== Data for this exercise ==
>> start
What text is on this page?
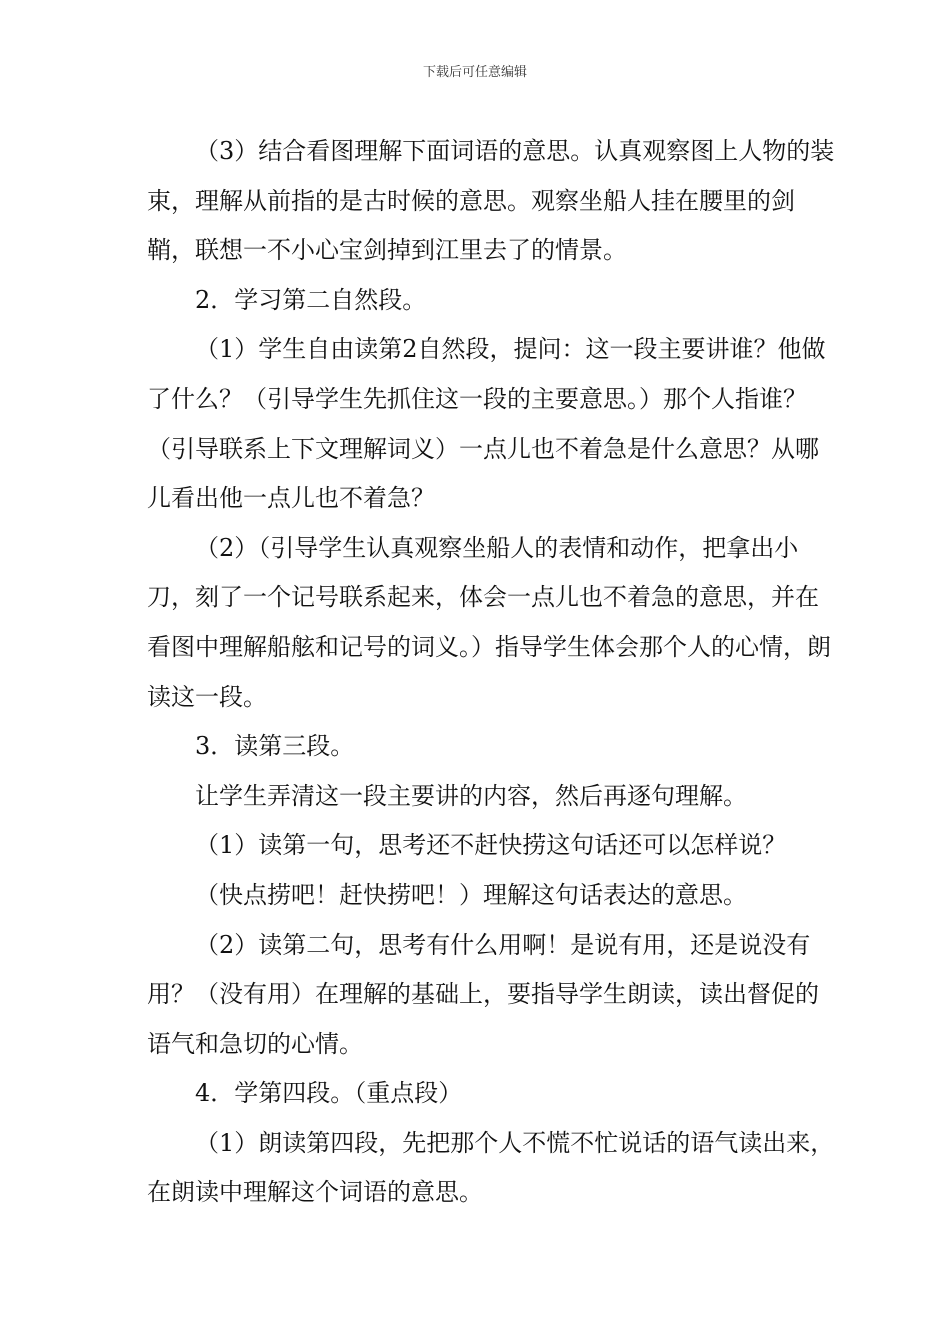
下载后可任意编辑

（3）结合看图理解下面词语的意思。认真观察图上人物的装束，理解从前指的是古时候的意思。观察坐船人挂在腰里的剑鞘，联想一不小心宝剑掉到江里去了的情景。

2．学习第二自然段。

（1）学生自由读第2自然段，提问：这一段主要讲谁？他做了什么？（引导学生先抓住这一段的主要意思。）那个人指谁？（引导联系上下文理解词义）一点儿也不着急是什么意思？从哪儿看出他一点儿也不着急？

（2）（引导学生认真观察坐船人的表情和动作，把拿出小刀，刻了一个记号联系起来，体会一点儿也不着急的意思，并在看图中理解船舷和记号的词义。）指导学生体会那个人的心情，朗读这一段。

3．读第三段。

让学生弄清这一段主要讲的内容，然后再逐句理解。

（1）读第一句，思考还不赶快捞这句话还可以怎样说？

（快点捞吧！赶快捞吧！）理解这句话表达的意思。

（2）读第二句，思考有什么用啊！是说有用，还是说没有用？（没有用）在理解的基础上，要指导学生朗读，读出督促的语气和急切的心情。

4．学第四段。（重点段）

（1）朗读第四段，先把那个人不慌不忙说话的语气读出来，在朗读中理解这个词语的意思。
>> end
== Prompt ==
Reproduce the material word for word, minus the images.

== Complete answer ==
What text is on this page?
下载后可任意编辑

（3）结合看图理解下面词语的意思。认真观察图上人物的装束，理解从前指的是古时候的意思。观察坐船人挂在腰里的剑鞘，联想一不小心宝剑掉到江里去了的情景。

2．学习第二自然段。

（1）学生自由读第2自然段，提问：这一段主要讲谁？他做了什么？（引导学生先抓住这一段的主要意思。）那个人指谁？（引导联系上下文理解词义）一点儿也不着急是什么意思？从哪儿看出他一点儿也不着急？

（2）（引导学生认真观察坐船人的表情和动作，把拿出小刀，刻了一个记号联系起来，体会一点儿也不着急的意思，并在看图中理解船舷和记号的词义。）指导学生体会那个人的心情，朗读这一段。

3．读第三段。

让学生弄清这一段主要讲的内容，然后再逐句理解。

（1）读第一句，思考还不赶快捞这句话还可以怎样说？

（快点捞吧！赶快捞吧！）理解这句话表达的意思。

（2）读第二句，思考有什么用啊！是说有用，还是说没有用？（没有用）在理解的基础上，要指导学生朗读，读出督促的语气和急切的心情。

4．学第四段。（重点段）

（1）朗读第四段，先把那个人不慌不忙说话的语气读出来，在朗读中理解这个词语的意思。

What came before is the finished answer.